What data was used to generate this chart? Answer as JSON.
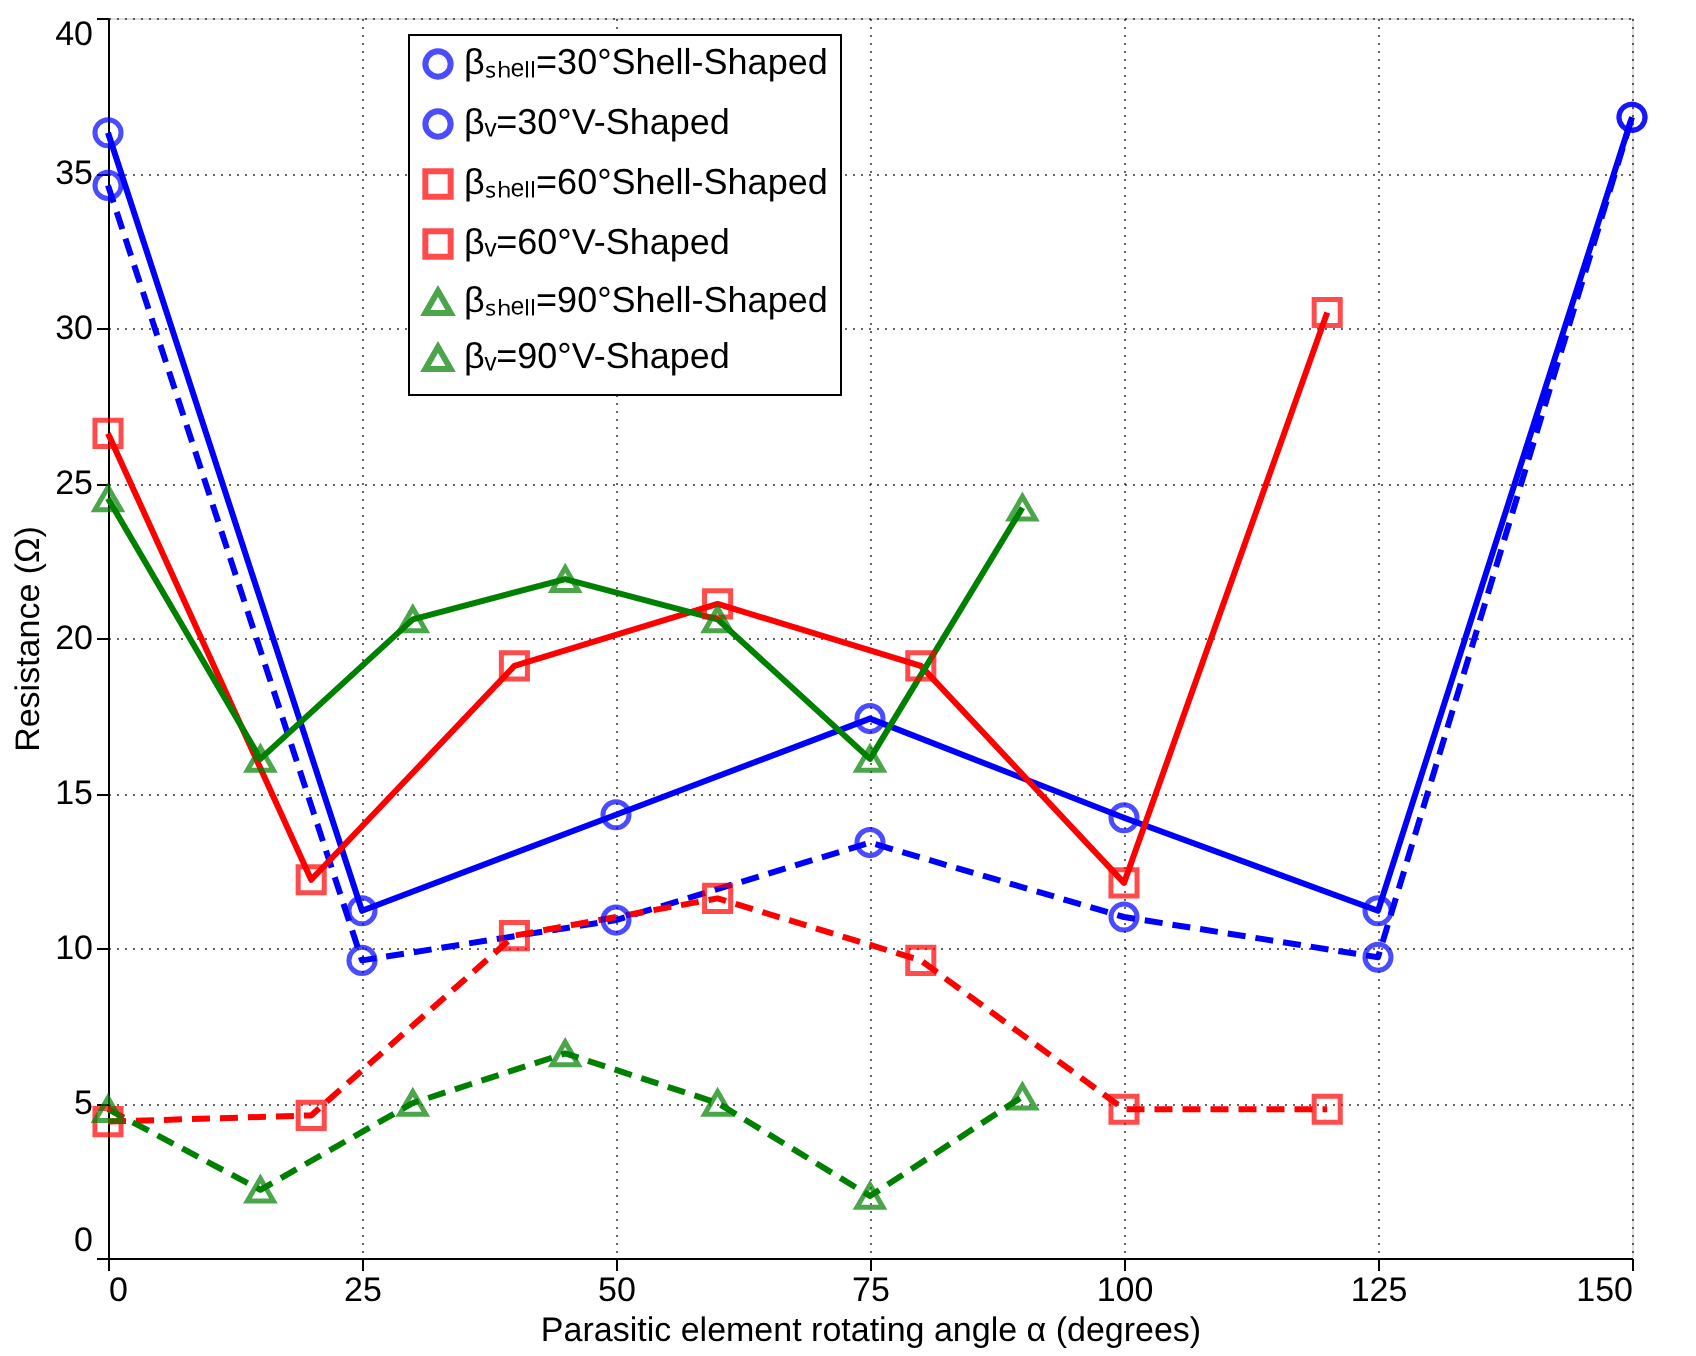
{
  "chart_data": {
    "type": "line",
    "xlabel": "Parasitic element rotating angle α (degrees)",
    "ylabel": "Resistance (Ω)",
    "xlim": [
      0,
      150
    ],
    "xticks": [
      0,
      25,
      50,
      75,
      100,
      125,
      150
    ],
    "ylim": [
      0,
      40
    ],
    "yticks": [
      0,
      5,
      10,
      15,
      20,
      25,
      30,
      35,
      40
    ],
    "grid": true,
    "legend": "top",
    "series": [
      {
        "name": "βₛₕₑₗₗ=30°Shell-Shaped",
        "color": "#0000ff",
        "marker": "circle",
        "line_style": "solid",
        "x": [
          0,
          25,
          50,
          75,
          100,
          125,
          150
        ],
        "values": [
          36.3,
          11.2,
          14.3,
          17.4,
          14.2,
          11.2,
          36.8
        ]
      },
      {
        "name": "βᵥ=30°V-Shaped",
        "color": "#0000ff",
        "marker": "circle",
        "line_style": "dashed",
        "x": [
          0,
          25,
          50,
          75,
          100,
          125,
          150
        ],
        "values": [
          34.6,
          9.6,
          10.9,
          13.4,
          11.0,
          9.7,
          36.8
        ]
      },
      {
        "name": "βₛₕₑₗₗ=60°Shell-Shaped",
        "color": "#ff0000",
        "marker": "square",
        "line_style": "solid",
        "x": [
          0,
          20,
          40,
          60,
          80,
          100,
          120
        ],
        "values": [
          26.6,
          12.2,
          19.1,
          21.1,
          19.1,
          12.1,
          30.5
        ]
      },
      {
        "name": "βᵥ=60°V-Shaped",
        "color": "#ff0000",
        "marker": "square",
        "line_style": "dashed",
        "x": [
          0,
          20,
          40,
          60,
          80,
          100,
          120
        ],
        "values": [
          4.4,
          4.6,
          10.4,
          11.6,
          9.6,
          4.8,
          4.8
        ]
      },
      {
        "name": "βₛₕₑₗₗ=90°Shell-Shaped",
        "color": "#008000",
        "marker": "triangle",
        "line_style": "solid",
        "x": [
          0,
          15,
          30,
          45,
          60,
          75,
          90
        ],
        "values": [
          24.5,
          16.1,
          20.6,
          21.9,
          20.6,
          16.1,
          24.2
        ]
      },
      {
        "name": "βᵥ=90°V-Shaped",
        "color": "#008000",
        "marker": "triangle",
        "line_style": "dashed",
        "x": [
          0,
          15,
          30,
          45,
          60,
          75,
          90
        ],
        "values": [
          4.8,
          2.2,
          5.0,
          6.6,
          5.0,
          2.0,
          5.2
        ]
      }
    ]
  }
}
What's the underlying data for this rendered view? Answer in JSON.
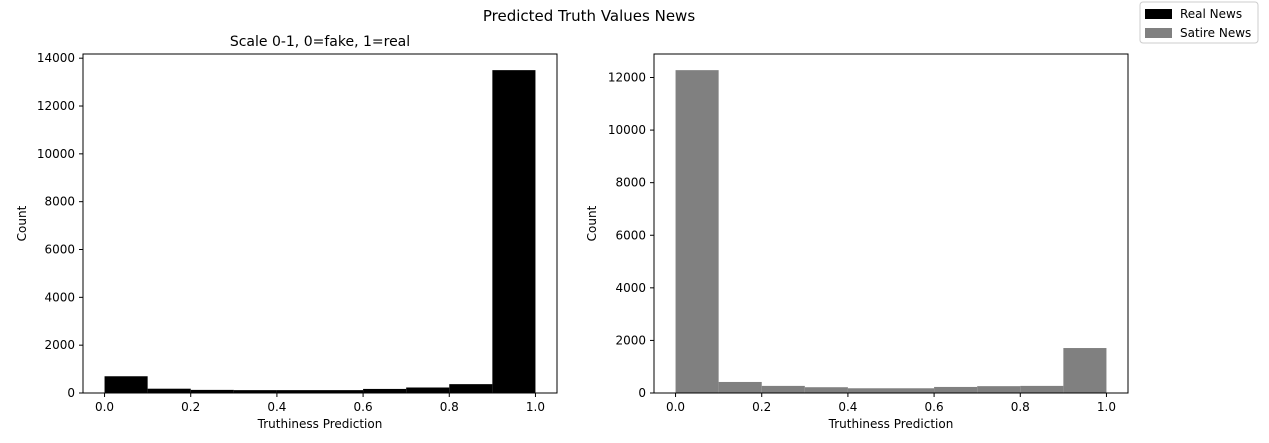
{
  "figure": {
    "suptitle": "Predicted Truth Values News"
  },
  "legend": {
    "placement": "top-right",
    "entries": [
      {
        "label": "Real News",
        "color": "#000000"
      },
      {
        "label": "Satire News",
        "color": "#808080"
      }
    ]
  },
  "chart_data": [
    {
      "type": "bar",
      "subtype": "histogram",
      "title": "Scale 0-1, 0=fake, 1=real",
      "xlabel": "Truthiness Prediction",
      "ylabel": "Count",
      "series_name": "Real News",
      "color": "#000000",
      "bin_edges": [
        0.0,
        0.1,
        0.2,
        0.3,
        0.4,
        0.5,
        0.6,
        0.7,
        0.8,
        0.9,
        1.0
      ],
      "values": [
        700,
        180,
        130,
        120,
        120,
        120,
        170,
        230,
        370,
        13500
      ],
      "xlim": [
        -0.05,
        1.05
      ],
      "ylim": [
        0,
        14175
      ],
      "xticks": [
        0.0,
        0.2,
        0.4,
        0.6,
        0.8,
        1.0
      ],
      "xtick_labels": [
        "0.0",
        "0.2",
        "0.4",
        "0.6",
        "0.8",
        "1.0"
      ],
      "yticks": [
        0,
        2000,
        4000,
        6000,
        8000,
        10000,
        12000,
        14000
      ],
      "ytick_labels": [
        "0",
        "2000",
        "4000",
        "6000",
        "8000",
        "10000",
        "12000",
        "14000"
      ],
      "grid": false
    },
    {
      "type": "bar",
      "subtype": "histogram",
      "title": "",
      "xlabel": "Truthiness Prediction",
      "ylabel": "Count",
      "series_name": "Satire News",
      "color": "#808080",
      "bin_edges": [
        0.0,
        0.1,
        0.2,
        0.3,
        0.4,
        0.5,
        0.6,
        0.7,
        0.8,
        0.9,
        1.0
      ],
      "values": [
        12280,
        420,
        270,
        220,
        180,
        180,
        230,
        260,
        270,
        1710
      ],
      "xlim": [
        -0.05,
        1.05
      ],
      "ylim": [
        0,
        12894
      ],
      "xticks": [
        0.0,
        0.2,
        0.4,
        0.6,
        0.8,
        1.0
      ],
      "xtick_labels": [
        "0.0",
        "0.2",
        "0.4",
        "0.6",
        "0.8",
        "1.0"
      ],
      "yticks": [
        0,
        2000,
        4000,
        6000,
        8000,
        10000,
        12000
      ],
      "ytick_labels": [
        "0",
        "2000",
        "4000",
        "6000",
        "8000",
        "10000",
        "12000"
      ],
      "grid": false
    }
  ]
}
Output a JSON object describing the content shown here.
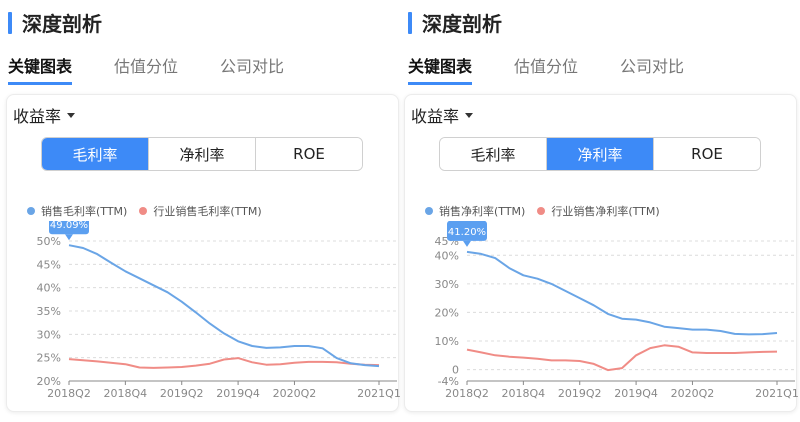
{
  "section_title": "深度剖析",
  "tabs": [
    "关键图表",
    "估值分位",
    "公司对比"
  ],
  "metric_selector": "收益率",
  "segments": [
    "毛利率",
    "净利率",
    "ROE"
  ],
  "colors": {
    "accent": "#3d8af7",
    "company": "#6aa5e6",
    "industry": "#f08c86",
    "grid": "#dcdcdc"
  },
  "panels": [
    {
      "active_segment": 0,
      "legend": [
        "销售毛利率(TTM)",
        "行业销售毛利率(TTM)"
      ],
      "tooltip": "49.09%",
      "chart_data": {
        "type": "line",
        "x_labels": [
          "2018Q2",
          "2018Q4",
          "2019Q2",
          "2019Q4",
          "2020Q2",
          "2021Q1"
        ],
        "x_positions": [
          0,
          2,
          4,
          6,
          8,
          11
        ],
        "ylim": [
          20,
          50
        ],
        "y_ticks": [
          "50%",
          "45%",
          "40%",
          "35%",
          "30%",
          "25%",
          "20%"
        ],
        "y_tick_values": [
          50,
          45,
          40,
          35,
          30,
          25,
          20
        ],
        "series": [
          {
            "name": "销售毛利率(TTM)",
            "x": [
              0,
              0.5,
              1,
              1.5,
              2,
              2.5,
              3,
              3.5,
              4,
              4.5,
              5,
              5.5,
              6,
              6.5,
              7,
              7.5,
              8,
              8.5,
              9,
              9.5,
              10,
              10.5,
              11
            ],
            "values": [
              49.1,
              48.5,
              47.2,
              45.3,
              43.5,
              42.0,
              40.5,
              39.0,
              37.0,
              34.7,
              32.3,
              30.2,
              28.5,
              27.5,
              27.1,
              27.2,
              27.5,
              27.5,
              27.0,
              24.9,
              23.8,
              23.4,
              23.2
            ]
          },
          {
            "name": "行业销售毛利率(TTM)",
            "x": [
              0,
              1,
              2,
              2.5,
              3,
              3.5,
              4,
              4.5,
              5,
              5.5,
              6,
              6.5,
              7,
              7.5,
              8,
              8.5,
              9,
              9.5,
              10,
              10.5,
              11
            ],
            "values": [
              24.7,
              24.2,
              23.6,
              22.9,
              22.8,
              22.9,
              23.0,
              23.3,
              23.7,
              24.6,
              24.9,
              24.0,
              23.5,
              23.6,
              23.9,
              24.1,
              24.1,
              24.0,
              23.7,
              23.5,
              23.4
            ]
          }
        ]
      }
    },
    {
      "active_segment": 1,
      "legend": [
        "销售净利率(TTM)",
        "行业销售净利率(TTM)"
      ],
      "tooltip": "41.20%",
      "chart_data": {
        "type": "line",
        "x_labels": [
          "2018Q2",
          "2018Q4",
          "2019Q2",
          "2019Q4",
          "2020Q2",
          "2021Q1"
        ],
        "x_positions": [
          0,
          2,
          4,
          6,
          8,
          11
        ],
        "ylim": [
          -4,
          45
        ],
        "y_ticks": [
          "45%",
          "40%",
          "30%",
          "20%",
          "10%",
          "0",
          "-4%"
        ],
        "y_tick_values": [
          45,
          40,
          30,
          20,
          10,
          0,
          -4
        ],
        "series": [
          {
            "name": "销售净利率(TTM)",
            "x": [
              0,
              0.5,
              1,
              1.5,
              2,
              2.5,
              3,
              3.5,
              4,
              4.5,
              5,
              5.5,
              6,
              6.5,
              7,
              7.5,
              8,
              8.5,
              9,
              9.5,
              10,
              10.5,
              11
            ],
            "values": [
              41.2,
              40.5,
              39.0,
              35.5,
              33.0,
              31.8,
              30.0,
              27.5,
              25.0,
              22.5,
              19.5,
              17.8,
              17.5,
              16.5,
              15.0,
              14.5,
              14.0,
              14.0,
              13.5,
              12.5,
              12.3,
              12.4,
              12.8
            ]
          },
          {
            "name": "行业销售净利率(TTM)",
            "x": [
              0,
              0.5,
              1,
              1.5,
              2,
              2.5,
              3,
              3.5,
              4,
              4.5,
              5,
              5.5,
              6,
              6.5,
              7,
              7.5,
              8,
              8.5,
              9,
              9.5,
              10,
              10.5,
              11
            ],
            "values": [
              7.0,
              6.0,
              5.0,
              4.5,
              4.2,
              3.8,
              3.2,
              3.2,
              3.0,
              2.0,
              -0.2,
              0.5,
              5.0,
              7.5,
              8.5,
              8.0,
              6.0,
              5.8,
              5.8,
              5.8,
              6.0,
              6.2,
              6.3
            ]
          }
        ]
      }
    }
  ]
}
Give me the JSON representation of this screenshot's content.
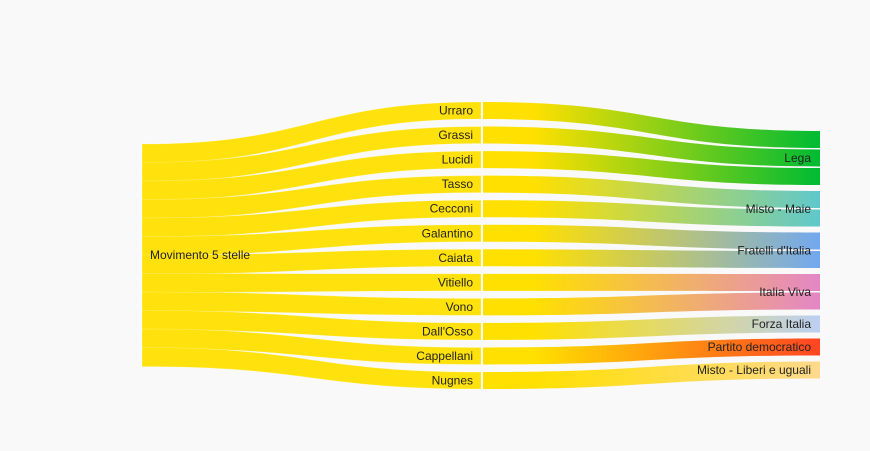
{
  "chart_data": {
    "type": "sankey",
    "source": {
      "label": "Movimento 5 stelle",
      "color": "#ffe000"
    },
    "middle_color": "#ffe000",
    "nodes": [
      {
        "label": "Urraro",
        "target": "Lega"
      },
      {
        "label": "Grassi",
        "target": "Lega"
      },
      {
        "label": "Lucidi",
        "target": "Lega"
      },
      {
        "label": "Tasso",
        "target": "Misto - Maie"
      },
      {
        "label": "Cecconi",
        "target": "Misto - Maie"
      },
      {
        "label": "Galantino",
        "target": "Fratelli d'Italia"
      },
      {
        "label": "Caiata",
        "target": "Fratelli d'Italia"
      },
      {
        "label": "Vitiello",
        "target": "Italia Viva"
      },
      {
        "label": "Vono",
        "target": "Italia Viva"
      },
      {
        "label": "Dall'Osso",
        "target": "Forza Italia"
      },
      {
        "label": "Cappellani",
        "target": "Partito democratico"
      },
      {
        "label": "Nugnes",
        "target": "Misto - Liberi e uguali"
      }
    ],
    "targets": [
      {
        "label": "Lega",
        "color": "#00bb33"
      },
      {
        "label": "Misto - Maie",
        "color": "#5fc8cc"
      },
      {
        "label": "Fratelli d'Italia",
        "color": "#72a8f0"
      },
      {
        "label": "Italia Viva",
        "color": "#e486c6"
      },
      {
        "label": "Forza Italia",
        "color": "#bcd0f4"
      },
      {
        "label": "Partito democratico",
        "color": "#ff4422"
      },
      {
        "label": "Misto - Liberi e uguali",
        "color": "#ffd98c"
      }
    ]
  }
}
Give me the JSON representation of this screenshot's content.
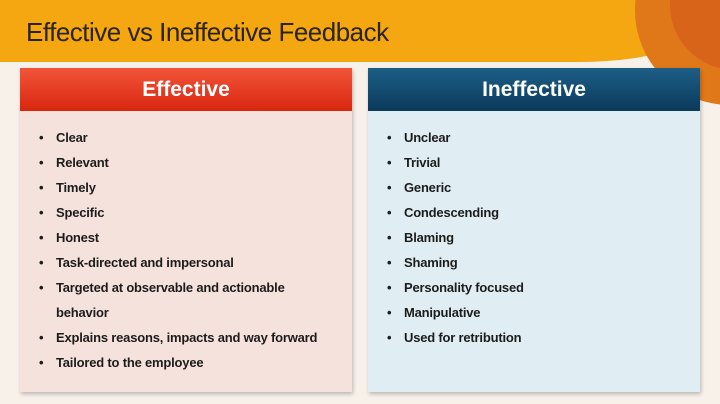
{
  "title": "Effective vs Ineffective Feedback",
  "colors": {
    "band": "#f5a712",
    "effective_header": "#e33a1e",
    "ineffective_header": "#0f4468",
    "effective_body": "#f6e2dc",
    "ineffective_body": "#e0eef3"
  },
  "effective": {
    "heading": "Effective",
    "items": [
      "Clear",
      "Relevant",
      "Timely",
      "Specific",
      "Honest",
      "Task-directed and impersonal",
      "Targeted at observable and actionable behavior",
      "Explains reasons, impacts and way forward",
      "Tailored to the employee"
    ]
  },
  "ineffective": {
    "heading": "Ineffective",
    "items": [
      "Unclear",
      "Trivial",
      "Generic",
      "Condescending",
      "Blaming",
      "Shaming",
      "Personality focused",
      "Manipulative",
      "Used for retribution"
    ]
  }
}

** PROBLEM TO WORK ON **
Tally the lines above that contain the word "Forza", and reply with only the number.

** RESULT OF THIS TASK **
2